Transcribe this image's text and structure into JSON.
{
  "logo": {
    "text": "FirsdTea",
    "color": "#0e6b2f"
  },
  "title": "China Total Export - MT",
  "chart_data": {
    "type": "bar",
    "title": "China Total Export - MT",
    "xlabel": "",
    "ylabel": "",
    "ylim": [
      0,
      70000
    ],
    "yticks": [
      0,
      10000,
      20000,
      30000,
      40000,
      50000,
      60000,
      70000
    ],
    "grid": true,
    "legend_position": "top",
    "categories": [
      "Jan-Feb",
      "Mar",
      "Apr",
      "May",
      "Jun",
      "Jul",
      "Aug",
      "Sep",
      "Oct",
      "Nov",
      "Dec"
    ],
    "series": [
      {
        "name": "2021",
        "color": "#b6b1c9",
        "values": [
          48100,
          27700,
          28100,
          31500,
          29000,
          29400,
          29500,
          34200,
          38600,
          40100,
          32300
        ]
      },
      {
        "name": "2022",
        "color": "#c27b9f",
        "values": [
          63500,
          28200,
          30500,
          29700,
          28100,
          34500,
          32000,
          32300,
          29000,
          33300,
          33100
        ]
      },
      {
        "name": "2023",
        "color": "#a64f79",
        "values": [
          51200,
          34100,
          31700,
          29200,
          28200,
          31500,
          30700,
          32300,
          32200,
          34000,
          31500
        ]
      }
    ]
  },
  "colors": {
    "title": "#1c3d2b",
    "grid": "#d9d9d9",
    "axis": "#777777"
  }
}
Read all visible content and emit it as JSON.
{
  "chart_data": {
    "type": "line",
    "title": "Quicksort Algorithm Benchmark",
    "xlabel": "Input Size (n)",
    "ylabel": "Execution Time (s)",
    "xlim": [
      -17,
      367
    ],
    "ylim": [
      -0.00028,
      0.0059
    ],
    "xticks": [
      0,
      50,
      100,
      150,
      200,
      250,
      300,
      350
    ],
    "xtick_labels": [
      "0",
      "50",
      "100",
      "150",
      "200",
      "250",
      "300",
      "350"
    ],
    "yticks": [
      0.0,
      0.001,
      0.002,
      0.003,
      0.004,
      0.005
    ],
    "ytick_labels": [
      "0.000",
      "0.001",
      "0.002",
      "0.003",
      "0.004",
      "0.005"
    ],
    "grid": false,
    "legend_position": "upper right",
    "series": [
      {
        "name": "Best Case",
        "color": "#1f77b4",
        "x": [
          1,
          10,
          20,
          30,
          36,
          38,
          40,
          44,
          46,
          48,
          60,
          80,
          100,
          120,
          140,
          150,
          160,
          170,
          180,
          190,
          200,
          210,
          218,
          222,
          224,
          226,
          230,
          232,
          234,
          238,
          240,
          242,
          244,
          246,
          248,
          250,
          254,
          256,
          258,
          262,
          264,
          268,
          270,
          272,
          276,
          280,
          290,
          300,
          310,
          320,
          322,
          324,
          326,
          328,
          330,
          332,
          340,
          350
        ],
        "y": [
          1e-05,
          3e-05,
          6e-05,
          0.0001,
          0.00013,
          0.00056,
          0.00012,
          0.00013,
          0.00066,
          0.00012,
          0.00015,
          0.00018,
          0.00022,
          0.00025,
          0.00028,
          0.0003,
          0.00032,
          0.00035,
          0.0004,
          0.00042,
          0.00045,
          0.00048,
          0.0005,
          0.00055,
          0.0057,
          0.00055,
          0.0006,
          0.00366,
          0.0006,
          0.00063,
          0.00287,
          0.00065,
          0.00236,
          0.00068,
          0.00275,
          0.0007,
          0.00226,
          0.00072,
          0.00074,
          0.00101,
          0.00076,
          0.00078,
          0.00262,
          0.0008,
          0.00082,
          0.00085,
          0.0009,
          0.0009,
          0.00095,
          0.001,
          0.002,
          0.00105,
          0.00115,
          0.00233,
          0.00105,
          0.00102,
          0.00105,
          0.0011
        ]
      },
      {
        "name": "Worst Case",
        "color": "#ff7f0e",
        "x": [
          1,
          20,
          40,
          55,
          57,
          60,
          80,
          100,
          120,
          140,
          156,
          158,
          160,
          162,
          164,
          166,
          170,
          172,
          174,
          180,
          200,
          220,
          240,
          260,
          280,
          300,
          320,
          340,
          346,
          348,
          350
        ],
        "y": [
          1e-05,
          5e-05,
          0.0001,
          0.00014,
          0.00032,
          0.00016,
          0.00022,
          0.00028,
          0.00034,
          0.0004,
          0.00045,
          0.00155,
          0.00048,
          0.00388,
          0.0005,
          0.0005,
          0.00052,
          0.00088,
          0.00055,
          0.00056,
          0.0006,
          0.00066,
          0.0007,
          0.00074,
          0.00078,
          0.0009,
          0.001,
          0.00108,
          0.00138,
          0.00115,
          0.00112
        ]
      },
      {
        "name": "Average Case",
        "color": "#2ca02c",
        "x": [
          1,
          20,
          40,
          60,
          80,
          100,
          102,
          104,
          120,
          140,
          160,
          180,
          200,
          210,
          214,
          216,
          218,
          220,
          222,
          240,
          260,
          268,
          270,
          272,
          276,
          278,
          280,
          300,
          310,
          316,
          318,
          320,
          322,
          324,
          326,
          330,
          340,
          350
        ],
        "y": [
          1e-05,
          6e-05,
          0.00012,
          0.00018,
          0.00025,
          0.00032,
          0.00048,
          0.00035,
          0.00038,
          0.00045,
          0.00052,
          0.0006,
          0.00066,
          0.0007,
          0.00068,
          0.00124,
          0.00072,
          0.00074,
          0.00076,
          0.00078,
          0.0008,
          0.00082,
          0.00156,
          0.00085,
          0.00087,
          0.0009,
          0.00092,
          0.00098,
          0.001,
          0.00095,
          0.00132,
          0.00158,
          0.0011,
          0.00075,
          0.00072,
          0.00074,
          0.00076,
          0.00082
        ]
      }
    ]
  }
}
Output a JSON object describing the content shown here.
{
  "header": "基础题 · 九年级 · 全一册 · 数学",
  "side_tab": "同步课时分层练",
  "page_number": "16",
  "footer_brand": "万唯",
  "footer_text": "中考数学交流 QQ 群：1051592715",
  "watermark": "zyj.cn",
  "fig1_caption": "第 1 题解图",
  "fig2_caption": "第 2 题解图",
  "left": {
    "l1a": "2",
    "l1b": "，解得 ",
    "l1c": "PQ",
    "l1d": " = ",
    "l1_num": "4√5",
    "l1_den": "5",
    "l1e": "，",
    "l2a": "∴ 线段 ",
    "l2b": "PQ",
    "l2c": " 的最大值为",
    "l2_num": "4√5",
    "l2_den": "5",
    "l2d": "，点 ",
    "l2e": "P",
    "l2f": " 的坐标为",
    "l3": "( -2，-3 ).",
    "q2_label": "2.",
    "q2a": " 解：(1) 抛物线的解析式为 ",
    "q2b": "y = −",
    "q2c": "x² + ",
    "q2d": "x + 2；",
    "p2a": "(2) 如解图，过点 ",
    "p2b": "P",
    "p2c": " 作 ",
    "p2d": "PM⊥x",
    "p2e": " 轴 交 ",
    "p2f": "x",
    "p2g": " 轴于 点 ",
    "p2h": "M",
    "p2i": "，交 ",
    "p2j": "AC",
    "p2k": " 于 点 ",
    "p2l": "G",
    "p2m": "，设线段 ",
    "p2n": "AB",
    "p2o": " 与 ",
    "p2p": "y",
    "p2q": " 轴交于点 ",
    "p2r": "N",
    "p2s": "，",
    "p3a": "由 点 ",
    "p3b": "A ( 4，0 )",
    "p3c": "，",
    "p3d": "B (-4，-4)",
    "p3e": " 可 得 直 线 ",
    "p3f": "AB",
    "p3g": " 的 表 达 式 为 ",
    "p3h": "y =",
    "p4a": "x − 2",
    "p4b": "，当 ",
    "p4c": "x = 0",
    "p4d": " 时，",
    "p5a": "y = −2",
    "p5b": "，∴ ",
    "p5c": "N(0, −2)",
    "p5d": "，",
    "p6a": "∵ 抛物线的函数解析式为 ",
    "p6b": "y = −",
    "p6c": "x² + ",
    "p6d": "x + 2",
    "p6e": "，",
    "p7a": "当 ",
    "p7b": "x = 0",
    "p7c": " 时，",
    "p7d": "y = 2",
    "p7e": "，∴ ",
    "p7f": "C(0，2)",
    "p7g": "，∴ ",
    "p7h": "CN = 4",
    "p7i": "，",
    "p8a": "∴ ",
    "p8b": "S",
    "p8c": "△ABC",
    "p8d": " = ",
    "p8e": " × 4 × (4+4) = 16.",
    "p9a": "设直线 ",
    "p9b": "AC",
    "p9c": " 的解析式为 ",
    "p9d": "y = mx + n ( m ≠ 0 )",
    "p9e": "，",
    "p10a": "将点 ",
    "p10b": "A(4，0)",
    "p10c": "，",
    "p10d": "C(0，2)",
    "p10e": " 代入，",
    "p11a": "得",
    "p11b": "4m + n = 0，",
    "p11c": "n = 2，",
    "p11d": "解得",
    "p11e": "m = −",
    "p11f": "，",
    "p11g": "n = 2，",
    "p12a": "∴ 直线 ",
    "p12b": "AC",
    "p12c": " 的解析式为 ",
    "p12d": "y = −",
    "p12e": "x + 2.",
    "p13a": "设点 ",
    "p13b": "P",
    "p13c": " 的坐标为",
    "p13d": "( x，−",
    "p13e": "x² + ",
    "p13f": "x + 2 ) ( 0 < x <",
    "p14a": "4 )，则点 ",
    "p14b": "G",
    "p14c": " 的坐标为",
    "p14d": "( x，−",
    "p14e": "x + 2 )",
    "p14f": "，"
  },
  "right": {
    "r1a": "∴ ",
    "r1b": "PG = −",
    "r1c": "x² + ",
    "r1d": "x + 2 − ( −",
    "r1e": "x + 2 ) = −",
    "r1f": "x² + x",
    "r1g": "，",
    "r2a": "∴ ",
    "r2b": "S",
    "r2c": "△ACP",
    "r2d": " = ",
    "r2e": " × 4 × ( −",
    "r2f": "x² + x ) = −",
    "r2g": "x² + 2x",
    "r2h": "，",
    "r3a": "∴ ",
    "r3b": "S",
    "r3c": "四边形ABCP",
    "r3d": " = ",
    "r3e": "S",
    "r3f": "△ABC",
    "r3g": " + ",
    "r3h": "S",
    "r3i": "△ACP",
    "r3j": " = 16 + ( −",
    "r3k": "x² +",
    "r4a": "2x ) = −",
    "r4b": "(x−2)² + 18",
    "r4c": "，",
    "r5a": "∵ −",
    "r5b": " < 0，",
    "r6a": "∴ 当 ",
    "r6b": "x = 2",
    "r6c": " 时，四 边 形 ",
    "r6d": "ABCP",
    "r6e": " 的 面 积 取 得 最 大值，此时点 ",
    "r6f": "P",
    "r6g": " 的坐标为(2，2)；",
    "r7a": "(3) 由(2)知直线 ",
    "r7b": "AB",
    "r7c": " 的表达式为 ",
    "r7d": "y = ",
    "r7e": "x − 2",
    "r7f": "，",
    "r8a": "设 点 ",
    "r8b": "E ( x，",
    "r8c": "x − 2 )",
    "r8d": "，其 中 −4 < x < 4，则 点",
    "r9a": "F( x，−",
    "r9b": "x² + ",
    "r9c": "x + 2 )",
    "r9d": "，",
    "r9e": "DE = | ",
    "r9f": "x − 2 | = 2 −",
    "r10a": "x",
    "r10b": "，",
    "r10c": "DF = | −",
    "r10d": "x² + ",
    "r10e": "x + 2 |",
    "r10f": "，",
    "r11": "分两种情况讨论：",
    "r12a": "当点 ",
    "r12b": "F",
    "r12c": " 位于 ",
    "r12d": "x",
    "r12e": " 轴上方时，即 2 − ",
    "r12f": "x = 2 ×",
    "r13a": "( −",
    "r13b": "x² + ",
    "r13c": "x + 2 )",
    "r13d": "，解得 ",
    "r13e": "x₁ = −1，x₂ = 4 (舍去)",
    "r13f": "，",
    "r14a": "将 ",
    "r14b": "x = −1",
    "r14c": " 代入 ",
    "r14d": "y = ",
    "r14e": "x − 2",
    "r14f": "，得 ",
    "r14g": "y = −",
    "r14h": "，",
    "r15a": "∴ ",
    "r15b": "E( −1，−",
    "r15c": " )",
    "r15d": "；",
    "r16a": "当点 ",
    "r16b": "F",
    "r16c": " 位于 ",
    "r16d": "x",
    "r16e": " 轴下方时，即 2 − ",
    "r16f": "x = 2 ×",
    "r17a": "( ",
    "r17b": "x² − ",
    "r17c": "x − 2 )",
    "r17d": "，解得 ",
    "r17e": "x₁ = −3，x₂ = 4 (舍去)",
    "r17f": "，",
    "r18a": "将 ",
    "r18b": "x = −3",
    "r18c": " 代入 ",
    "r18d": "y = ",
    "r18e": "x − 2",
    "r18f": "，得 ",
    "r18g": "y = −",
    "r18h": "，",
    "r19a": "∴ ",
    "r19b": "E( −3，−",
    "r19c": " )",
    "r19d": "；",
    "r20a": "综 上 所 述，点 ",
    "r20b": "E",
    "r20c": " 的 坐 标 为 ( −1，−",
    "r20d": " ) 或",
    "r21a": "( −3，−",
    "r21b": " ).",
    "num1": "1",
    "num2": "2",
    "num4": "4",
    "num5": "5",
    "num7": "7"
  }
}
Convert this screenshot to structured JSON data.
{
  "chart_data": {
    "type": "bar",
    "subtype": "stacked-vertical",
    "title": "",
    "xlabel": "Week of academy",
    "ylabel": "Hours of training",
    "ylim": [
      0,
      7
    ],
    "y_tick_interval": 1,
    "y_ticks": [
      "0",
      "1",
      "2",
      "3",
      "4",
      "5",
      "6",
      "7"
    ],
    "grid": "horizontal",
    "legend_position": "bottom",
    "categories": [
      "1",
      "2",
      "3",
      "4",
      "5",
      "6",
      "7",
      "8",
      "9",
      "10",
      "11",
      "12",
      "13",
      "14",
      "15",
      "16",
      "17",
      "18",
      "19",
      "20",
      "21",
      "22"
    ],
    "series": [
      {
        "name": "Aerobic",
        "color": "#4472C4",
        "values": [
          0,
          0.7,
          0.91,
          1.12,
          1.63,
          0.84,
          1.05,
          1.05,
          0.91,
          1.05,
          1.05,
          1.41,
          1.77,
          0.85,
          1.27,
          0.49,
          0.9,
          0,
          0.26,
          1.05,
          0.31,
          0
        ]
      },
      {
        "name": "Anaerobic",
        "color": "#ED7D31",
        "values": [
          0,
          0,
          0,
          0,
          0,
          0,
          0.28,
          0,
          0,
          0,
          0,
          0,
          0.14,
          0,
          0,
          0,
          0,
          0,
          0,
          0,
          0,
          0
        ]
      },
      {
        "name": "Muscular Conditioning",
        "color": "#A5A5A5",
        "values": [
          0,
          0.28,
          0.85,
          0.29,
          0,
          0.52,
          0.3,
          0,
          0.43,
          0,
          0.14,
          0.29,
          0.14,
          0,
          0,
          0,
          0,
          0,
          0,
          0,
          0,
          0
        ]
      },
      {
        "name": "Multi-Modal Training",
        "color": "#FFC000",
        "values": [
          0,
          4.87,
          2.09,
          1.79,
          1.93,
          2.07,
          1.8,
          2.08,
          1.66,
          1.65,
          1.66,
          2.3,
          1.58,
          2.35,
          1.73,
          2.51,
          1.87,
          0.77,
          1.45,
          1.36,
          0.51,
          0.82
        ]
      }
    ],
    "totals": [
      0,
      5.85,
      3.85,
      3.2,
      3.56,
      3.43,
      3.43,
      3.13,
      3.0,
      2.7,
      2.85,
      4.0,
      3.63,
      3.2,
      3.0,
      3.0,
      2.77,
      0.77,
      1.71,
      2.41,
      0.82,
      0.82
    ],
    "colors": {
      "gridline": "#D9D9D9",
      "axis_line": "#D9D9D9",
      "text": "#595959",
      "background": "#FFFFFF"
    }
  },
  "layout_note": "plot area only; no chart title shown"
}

_ _ _ _ _ _ _

:: Directive ::
Look through the data and gather every line with the string "China" in it.

:: Answer for the task ::
  "title": "China Total Export - MT",
    "title": "China Total Export - MT",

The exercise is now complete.